Supplied records:

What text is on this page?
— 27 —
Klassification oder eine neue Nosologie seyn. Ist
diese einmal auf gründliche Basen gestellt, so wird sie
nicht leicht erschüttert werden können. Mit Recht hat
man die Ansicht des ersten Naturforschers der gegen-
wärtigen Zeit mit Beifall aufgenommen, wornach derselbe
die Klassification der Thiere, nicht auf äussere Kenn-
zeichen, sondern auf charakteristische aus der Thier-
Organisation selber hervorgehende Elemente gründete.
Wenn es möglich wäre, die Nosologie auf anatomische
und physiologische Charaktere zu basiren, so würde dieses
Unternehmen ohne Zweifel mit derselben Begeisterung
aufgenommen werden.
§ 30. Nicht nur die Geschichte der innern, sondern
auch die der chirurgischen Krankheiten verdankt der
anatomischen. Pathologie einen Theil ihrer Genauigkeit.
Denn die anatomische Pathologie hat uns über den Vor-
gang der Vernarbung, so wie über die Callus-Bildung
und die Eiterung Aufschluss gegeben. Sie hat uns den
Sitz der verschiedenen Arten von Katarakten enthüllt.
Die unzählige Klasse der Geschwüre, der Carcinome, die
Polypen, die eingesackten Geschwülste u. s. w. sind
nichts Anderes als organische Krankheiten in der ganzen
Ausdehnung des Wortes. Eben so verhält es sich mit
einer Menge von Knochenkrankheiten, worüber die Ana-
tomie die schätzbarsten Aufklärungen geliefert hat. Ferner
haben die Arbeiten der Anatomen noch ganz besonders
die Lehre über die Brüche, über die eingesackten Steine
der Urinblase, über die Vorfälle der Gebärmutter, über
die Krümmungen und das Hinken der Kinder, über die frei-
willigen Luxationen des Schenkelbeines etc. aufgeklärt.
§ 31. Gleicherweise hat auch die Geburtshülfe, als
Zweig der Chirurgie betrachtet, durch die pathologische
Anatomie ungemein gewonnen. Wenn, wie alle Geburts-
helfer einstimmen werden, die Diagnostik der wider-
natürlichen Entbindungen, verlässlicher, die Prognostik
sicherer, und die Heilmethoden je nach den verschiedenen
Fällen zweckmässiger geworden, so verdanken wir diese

Problem details: Hand back the listing exactly. Include every line.

Response below:
What text is on this page?
— 27 —
Klassification oder eine neue Nosologie seyn. Ist
diese einmal auf gründliche Basen gestellt, so wird sie
nicht leicht erschüttert werden können. Mit Recht hat
man die Ansicht des ersten Naturforschers der gegen-
wärtigen Zeit mit Beifall aufgenommen, wornach derselbe
die Klassification der Thiere, nicht auf äussere Kenn-
zeichen, sondern auf charakteristische aus der Thier-
Organisation selber hervorgehende Elemente gründete.
Wenn es möglich wäre, die Nosologie auf anatomische
und physiologische Charaktere zu basiren, so würde dieses
Unternehmen ohne Zweifel mit derselben Begeisterung
aufgenommen werden.
§ 30. Nicht nur die Geschichte der innern, sondern
auch die der chirurgischen Krankheiten verdankt der
anatomischen. Pathologie einen Theil ihrer Genauigkeit.
Denn die anatomische Pathologie hat uns über den Vor-
gang der Vernarbung, so wie über die Callus-Bildung
und die Eiterung Aufschluss gegeben. Sie hat uns den
Sitz der verschiedenen Arten von Katarakten enthüllt.
Die unzählige Klasse der Geschwüre, der Carcinome, die
Polypen, die eingesackten Geschwülste u. s. w. sind
nichts Anderes als organische Krankheiten in der ganzen
Ausdehnung des Wortes. Eben so verhält es sich mit
einer Menge von Knochenkrankheiten, worüber die Ana-
tomie die schätzbarsten Aufklärungen geliefert hat. Ferner
haben die Arbeiten der Anatomen noch ganz besonders
die Lehre über die Brüche, über die eingesackten Steine
der Urinblase, über die Vorfälle der Gebärmutter, über
die Krümmungen und das Hinken der Kinder, über die frei-
willigen Luxationen des Schenkelbeines etc. aufgeklärt.
§ 31. Gleicherweise hat auch die Geburtshülfe, als
Zweig der Chirurgie betrachtet, durch die pathologische
Anatomie ungemein gewonnen. Wenn, wie alle Geburts-
helfer einstimmen werden, die Diagnostik der wider-
natürlichen Entbindungen, verlässlicher, die Prognostik
sicherer, und die Heilmethoden je nach den verschiedenen
Fällen zweckmässiger geworden, so verdanken wir diese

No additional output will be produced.